### EXERCISE BRIEF:
Copy the lines of the material below verbatim, from the line with "Bar (238, 98, 244, 106)" to the line with "Text: 20: 20 (384, 408, 400, 422)", including both of those lines.

### INPUT ROWS:
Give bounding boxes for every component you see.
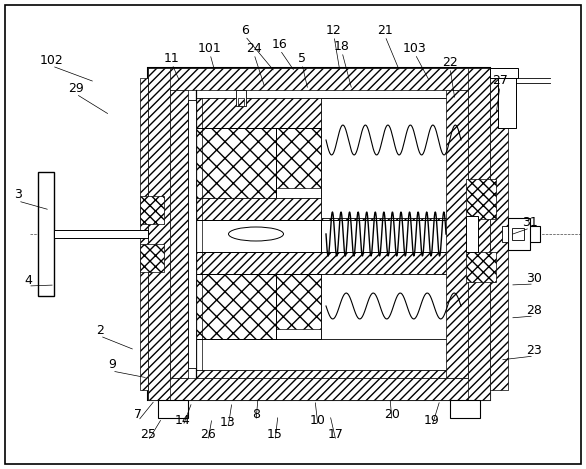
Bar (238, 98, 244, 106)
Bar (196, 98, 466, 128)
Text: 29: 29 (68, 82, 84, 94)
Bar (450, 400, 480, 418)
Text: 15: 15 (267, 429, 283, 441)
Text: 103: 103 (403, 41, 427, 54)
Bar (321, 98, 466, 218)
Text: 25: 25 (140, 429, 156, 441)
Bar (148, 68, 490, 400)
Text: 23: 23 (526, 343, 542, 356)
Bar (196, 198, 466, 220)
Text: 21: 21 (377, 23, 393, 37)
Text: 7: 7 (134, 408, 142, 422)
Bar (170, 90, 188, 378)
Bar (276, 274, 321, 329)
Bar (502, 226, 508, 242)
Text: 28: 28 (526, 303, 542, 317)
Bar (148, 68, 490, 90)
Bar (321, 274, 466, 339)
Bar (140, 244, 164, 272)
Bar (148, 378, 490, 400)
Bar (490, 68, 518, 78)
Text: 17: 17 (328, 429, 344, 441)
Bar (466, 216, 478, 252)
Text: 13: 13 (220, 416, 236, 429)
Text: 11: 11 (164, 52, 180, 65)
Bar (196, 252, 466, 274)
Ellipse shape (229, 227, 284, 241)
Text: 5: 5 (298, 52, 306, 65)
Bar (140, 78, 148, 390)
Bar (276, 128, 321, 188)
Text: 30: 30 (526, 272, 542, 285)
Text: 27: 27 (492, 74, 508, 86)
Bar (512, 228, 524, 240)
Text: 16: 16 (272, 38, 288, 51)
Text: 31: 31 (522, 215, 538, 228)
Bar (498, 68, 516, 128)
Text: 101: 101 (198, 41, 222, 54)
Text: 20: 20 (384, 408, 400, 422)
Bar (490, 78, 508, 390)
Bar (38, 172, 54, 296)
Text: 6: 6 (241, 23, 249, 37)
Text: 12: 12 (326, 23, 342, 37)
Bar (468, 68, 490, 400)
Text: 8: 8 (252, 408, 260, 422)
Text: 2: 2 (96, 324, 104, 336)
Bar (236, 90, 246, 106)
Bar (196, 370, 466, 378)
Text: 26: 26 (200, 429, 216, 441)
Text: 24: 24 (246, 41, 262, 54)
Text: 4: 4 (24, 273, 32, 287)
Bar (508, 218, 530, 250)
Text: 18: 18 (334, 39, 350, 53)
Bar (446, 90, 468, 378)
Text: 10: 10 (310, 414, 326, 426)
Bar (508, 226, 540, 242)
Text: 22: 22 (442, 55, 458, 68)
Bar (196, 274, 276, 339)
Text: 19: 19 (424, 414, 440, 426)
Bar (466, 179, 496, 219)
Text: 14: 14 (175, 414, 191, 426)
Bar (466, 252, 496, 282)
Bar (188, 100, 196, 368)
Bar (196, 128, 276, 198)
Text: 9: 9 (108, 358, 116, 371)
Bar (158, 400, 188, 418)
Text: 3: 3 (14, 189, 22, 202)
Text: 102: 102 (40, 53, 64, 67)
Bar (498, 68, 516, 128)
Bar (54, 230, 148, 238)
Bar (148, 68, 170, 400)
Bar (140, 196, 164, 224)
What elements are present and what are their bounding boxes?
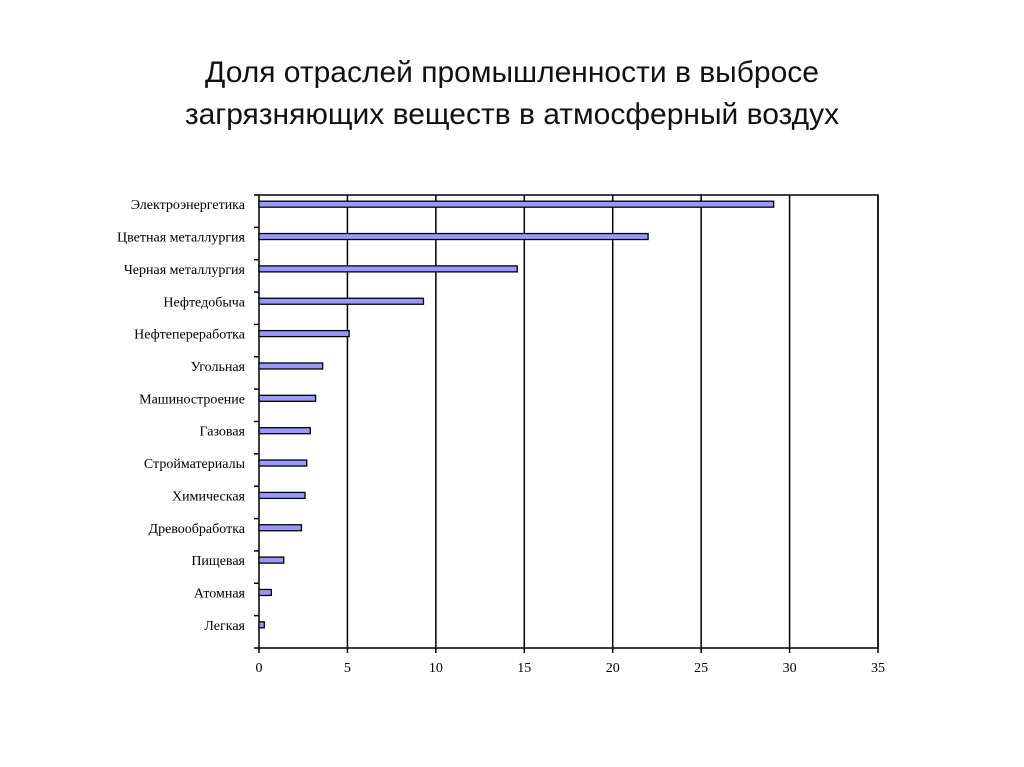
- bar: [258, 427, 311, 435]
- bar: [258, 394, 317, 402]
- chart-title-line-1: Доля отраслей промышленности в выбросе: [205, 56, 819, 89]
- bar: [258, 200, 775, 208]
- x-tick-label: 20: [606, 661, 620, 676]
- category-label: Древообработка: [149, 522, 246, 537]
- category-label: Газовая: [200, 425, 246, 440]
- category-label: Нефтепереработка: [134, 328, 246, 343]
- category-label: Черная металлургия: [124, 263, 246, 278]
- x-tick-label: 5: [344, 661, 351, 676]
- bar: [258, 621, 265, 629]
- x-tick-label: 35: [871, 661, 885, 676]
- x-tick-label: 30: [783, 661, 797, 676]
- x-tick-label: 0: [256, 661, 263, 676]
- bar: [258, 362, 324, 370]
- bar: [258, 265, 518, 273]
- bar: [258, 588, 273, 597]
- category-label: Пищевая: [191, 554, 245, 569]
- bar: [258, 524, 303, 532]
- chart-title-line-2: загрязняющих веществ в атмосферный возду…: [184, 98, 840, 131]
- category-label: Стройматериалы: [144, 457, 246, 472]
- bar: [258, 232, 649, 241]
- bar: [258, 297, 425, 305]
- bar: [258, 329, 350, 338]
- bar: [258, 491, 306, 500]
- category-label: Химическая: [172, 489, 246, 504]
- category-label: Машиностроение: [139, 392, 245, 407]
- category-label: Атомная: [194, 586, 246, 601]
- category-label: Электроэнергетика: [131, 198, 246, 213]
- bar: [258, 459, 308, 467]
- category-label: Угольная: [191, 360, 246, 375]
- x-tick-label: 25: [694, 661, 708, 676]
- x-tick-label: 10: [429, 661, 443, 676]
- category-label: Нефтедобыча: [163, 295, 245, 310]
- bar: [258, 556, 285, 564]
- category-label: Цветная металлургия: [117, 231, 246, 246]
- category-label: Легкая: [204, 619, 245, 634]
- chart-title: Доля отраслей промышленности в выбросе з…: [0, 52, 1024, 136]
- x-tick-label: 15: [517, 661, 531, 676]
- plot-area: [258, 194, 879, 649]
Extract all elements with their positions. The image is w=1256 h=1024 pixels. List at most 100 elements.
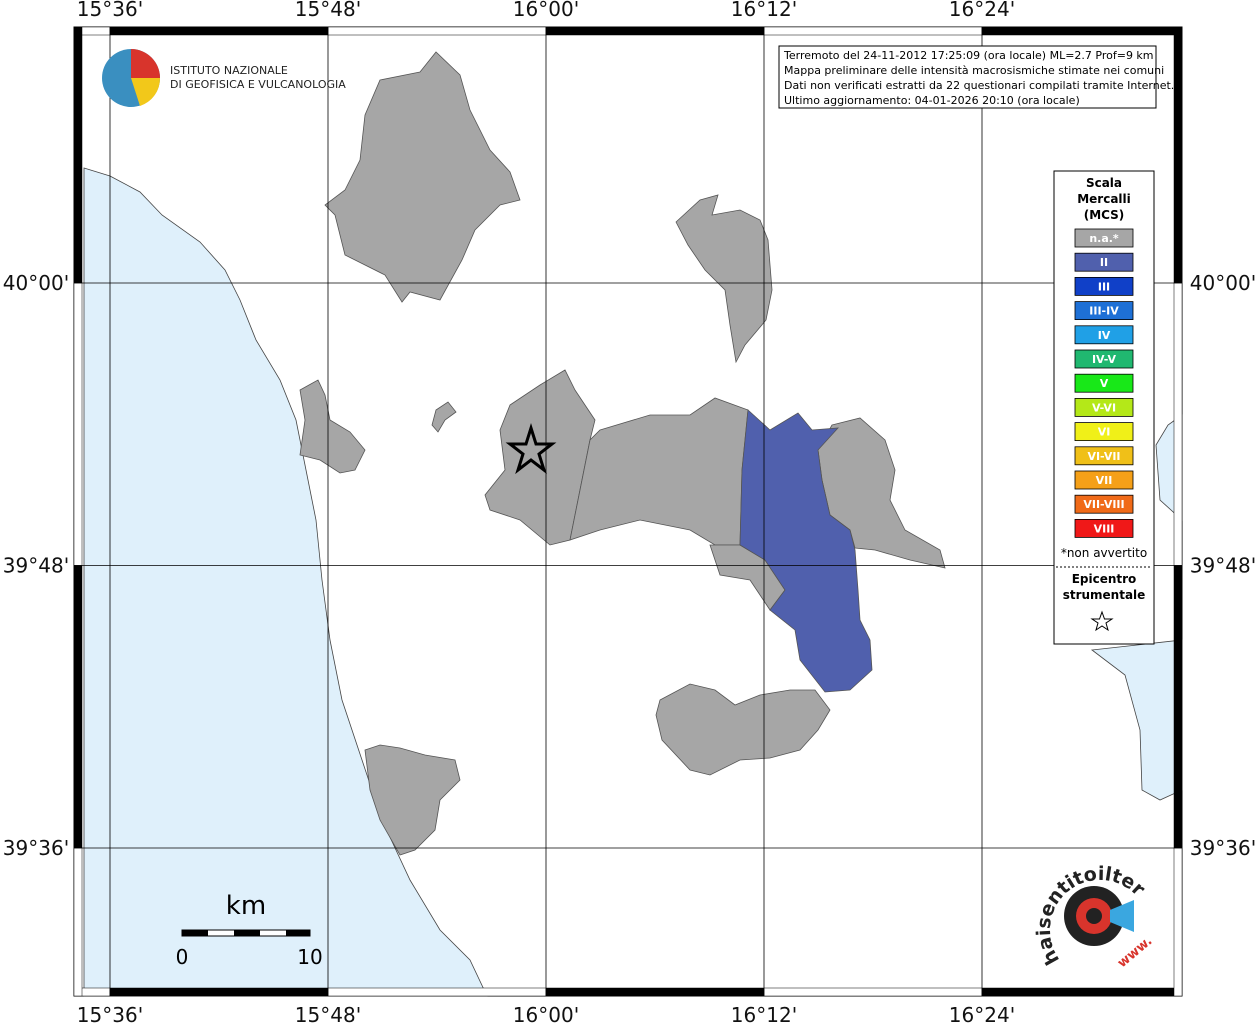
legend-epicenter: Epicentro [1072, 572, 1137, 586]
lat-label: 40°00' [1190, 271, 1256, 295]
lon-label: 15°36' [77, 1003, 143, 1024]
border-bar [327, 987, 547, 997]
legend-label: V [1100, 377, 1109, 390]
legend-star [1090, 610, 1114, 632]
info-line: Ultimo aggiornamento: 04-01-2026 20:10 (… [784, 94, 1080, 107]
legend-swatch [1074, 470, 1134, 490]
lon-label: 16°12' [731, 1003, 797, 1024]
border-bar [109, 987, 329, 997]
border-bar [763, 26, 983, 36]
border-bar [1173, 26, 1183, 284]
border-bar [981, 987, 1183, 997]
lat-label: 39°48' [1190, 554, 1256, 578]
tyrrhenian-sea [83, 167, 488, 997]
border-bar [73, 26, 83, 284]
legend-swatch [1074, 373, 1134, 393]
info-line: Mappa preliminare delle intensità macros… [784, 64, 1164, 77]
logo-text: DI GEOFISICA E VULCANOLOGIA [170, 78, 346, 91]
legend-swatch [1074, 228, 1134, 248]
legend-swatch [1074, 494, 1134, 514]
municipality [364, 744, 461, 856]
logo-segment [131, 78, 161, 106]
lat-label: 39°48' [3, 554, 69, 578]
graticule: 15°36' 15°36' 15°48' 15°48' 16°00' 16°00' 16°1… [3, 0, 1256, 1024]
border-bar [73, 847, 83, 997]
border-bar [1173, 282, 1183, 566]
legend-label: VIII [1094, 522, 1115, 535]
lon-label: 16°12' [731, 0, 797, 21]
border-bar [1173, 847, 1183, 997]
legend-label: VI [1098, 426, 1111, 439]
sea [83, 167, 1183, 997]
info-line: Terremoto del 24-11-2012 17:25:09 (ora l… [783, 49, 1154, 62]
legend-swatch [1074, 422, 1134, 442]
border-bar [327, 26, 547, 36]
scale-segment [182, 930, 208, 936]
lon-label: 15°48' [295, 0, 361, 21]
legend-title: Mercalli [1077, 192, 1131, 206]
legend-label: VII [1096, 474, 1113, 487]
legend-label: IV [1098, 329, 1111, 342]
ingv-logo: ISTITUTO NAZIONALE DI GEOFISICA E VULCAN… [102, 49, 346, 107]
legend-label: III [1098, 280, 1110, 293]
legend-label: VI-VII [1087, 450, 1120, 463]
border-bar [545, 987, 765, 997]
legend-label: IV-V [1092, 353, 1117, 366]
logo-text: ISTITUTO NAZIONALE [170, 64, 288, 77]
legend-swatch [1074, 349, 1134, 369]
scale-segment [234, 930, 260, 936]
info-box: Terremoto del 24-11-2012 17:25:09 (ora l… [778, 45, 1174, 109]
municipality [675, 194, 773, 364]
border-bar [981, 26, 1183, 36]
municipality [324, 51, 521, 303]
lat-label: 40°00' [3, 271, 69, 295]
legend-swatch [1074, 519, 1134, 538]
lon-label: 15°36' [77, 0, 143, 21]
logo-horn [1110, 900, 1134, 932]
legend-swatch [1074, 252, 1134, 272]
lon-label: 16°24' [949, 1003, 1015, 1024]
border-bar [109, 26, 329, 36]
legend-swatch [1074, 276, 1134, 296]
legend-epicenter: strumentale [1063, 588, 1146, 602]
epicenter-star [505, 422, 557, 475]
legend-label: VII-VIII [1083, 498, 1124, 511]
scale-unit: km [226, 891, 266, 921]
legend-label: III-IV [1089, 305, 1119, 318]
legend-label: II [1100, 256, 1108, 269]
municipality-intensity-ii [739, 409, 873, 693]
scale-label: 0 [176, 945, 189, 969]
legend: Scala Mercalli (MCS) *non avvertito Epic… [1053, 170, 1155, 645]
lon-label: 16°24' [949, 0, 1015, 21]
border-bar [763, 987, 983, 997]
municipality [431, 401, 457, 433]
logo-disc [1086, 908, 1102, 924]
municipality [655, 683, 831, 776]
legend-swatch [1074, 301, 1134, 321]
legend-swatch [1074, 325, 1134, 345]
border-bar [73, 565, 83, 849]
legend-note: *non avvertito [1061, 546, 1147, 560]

### FINAL RESULT:
Bar (238, 98, 244, 106)
Bar (196, 98, 466, 128)
Text: 29: 29 (68, 82, 84, 94)
Bar (450, 400, 480, 418)
Text: 15: 15 (267, 429, 283, 441)
Text: 103: 103 (403, 41, 427, 54)
Bar (321, 98, 466, 218)
Text: 25: 25 (140, 429, 156, 441)
Bar (148, 68, 490, 400)
Text: 23: 23 (526, 343, 542, 356)
Bar (196, 198, 466, 220)
Text: 21: 21 (377, 23, 393, 37)
Text: 7: 7 (134, 408, 142, 422)
Bar (170, 90, 188, 378)
Bar (276, 274, 321, 329)
Bar (502, 226, 508, 242)
Text: 28: 28 (526, 303, 542, 317)
Bar (148, 68, 490, 90)
Bar (321, 274, 466, 339)
Bar (140, 244, 164, 272)
Bar (148, 378, 490, 400)
Bar (490, 68, 518, 78)
Text: 17: 17 (328, 429, 344, 441)
Bar (466, 216, 478, 252)
Text: 13: 13 (220, 416, 236, 429)
Text: 11: 11 (164, 52, 180, 65)
Bar (196, 252, 466, 274)
Ellipse shape (229, 227, 284, 241)
Text: 5: 5 (298, 52, 306, 65)
Bar (140, 78, 148, 390)
Bar (276, 128, 321, 188)
Text: 30: 30 (526, 272, 542, 285)
Text: 27: 27 (492, 74, 508, 86)
Bar (512, 228, 524, 240)
Text: 16: 16 (272, 38, 288, 51)
Text: 31: 31 (522, 215, 538, 228)
Bar (498, 68, 516, 128)
Text: 101: 101 (198, 41, 222, 54)
Text: 20: 20 (384, 408, 400, 422)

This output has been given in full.